**TASK GOAL:** Read the records and gather each line that includes "lines".

(Stored data entries)
####################
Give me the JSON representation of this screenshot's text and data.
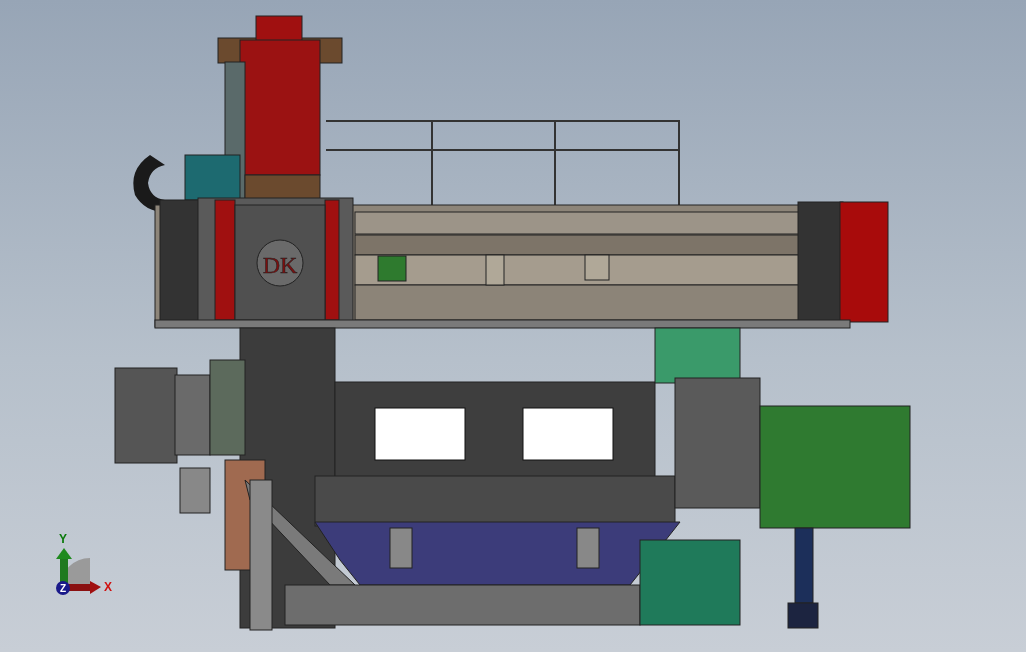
{
  "viewport": {
    "logo_text": "DK",
    "triad": {
      "x_label": "X",
      "y_label": "Y",
      "z_label": "Z"
    }
  }
}
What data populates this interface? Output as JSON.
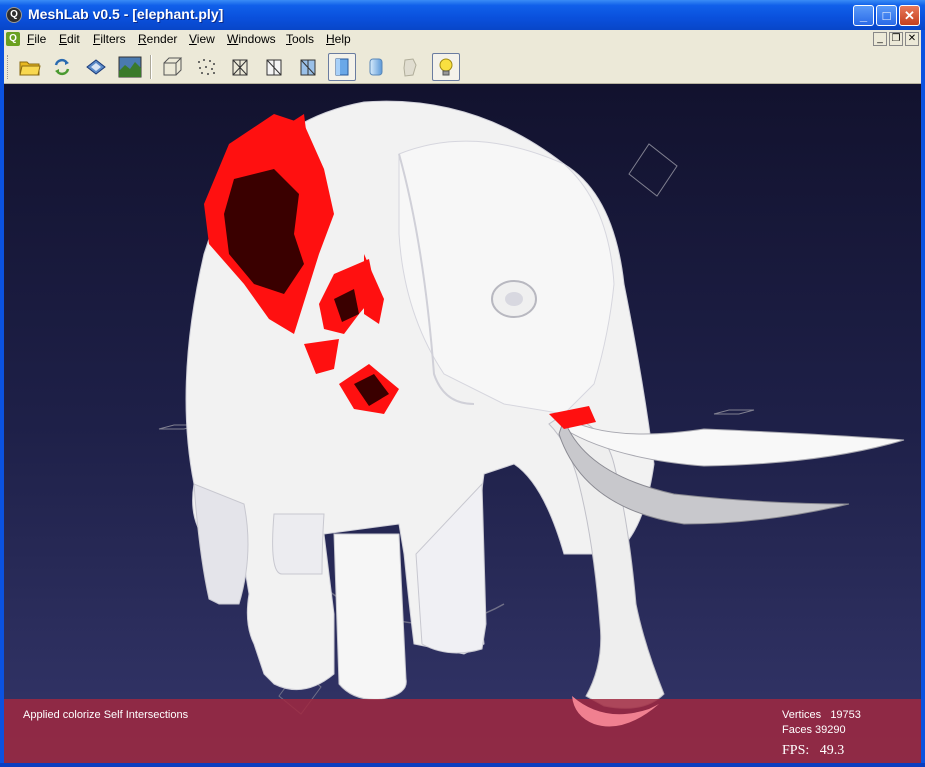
{
  "window": {
    "title": "MeshLab v0.5 - [elephant.ply]",
    "app_icon_glyph": "Q",
    "minimize_glyph": "_",
    "maximize_glyph": "□",
    "close_glyph": "✕"
  },
  "menubar": {
    "logo_glyph": "Q",
    "items": [
      {
        "first": "F",
        "rest": "ile"
      },
      {
        "first": "E",
        "rest": "dit"
      },
      {
        "first": "F",
        "rest": "ilters"
      },
      {
        "first": "R",
        "rest": "ender"
      },
      {
        "first": "V",
        "rest": "iew"
      },
      {
        "first": "W",
        "rest": "indows"
      },
      {
        "first": "T",
        "rest": "ools"
      },
      {
        "first": "H",
        "rest": "elp"
      }
    ],
    "mdi_minimize": "_",
    "mdi_restore": "❐",
    "mdi_close": "✕"
  },
  "toolbar": {
    "buttons": [
      {
        "name": "open-folder-icon",
        "active": false
      },
      {
        "name": "reload-icon",
        "active": false
      },
      {
        "name": "save-disk-icon",
        "active": false
      },
      {
        "name": "snapshot-image-icon",
        "active": false
      },
      {
        "name": "bounding-box-icon",
        "active": false
      },
      {
        "name": "points-render-icon",
        "active": false
      },
      {
        "name": "wireframe-icon",
        "active": false
      },
      {
        "name": "hidden-lines-icon",
        "active": false
      },
      {
        "name": "flat-lines-icon",
        "active": false
      },
      {
        "name": "flat-shading-icon",
        "active": true
      },
      {
        "name": "smooth-shading-icon",
        "active": false
      },
      {
        "name": "texture-icon",
        "active": false
      },
      {
        "name": "lighting-bulb-icon",
        "active": true
      }
    ]
  },
  "viewport": {
    "status_message": "Applied colorize Self Intersections",
    "vertices_label": "Vertices",
    "vertices_value": "19753",
    "faces_label": "Faces",
    "faces_value": "39290",
    "fps_label": "FPS:",
    "fps_value": "49.3"
  },
  "colors": {
    "titlebar": "#0a50dc",
    "menubar_bg": "#ece9d8",
    "viewport_top": "#12122e",
    "viewport_bottom": "#34366a",
    "status_overlay": "#a02840",
    "self_intersection": "#ff0000"
  }
}
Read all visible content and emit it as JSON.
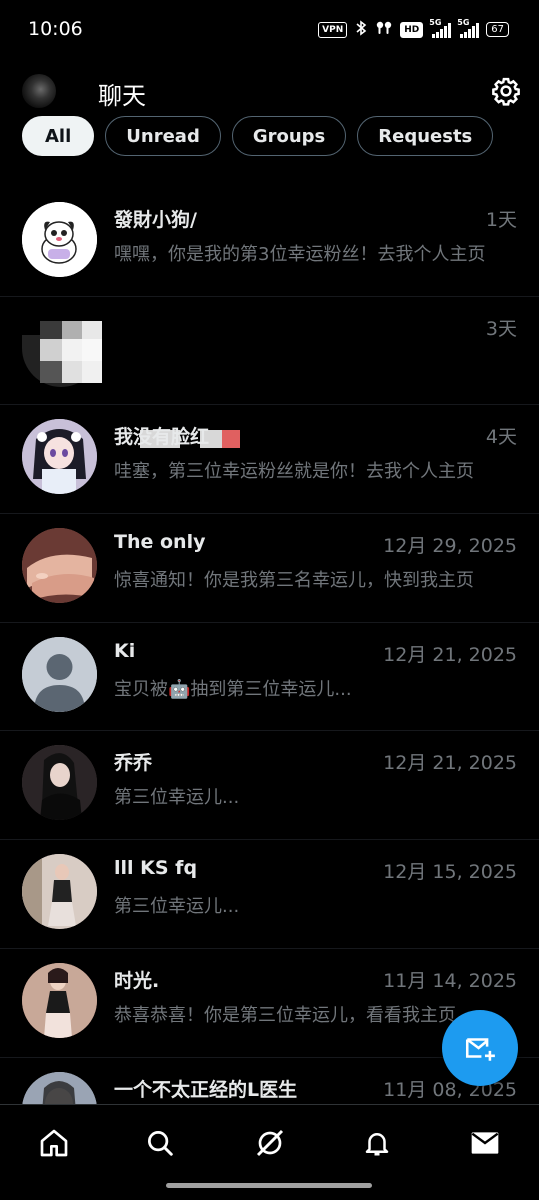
####################
**ANSWER:**
        "name": "hidden-lines-icon",
        "name": "flat-lines-icon",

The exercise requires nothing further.